───── SOURCE DATA

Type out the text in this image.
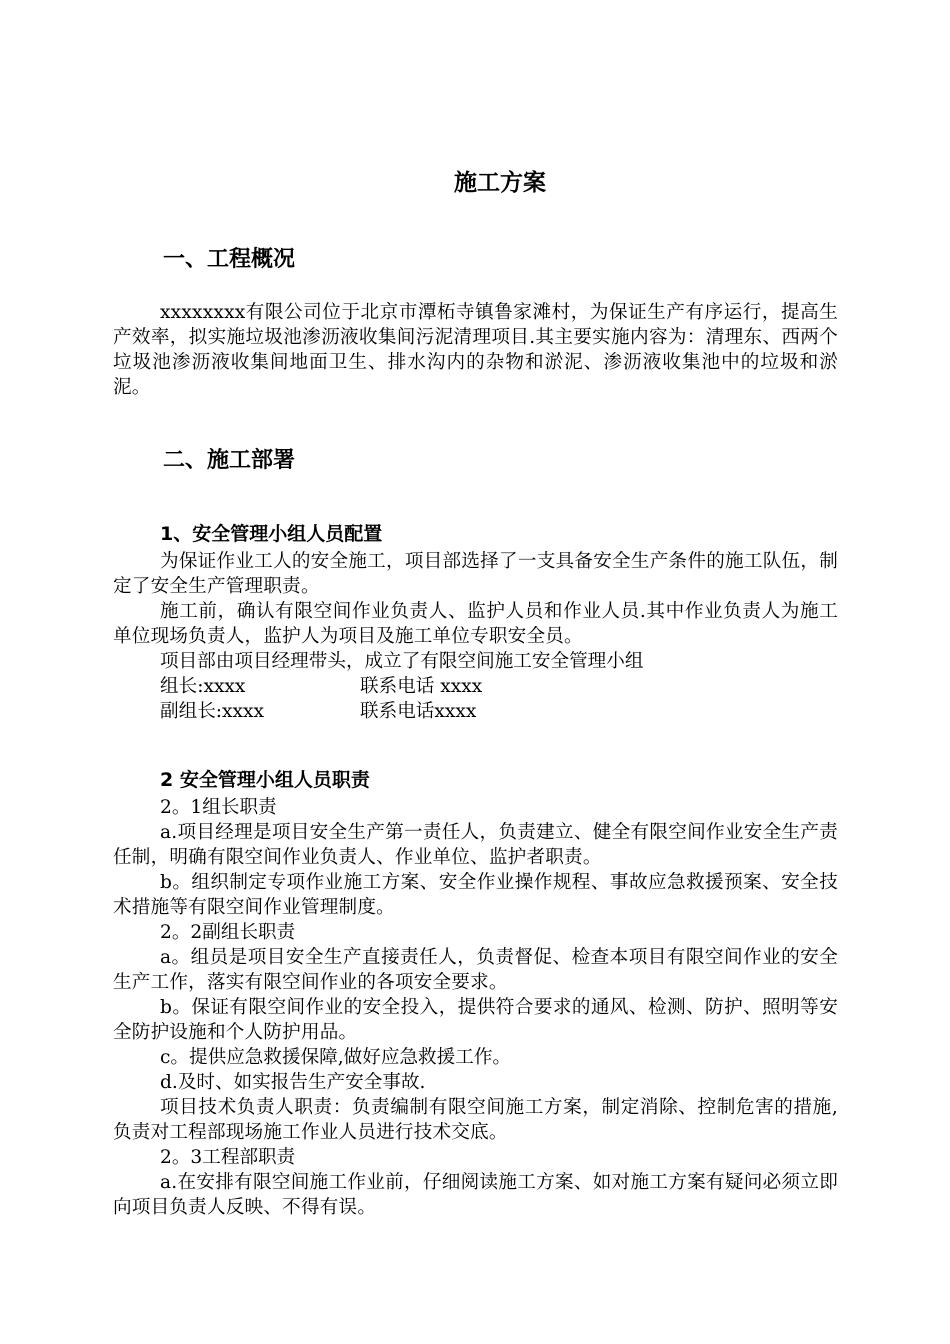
施工方案
一、工程概况
xxxxxxxx有限公司位于北京市潭柘寺镇鲁家滩村，为保证生产有序运行，提高生产效率，拟实施垃圾池渗沥液收集间污泥清理项目.其主要实施内容为：清理东、西两个垃圾池渗沥液收集间地面卫生、排水沟内的杂物和淤泥、渗沥液收集池中的垃圾和淤泥。
二、施工部署
1、安全管理小组人员配置
为保证作业工人的安全施工，项目部选择了一支具备安全生产条件的施工队伍，制定了安全生产管理职责。
施工前，确认有限空间作业负责人、监护人员和作业人员.其中作业负责人为施工单位现场负责人，监护人为项目及施工单位专职安全员。
项目部由项目经理带头，成立了有限空间施工安全管理小组
组长:xxxx	联系电话 xxxx
副组长:xxxx	联系电话xxxx
2 安全管理小组人员职责
2。1组长职责
a.项目经理是项目安全生产第一责任人，负责建立、健全有限空间作业安全生产责任制，明确有限空间作业负责人、作业单位、监护者职责。
b。组织制定专项作业施工方案、安全作业操作规程、事故应急救援预案、安全技术措施等有限空间作业管理制度。
2。2副组长职责
a。组员是项目安全生产直接责任人，负责督促、检查本项目有限空间作业的安全生产工作，落实有限空间作业的各项安全要求。
b。保证有限空间作业的安全投入，提供符合要求的通风、检测、防护、照明等安全防护设施和个人防护用品。
c。提供应急救援保障,做好应急救援工作。
d.及时、如实报告生产安全事故.
项目技术负责人职责：负责编制有限空间施工方案，制定消除、控制危害的措施,负责对工程部现场施工作业人员进行技术交底。
2。3工程部职责
a.在安排有限空间施工作业前，仔细阅读施工方案、如对施工方案有疑问必须立即向项目负责人反映、不得有误。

──────────

**REQUIRED WORK:** Reproduce the whole listing exactly, but not the images in it.

**SOLUTION TO THIS PROBLEM:**
Type out the text in this image.
施工方案
一、工程概况
xxxxxxxx有限公司位于北京市潭柘寺镇鲁家滩村，为保证生产有序运行，提高生产效率，拟实施垃圾池渗沥液收集间污泥清理项目.其主要实施内容为：清理东、西两个垃圾池渗沥液收集间地面卫生、排水沟内的杂物和淤泥、渗沥液收集池中的垃圾和淤泥。
二、施工部署
1、安全管理小组人员配置
为保证作业工人的安全施工，项目部选择了一支具备安全生产条件的施工队伍，制定了安全生产管理职责。
施工前，确认有限空间作业负责人、监护人员和作业人员.其中作业负责人为施工单位现场负责人，监护人为项目及施工单位专职安全员。
项目部由项目经理带头，成立了有限空间施工安全管理小组
组长:xxxx	联系电话 xxxx
副组长:xxxx	联系电话xxxx
2 安全管理小组人员职责
2。1组长职责
a.项目经理是项目安全生产第一责任人，负责建立、健全有限空间作业安全生产责任制，明确有限空间作业负责人、作业单位、监护者职责。
b。组织制定专项作业施工方案、安全作业操作规程、事故应急救援预案、安全技术措施等有限空间作业管理制度。
2。2副组长职责
a。组员是项目安全生产直接责任人，负责督促、检查本项目有限空间作业的安全生产工作，落实有限空间作业的各项安全要求。
b。保证有限空间作业的安全投入，提供符合要求的通风、检测、防护、照明等安全防护设施和个人防护用品。
c。提供应急救援保障,做好应急救援工作。
d.及时、如实报告生产安全事故.
项目技术负责人职责：负责编制有限空间施工方案，制定消除、控制危害的措施,负责对工程部现场施工作业人员进行技术交底。
2。3工程部职责
a.在安排有限空间施工作业前，仔细阅读施工方案、如对施工方案有疑问必须立即向项目负责人反映、不得有误。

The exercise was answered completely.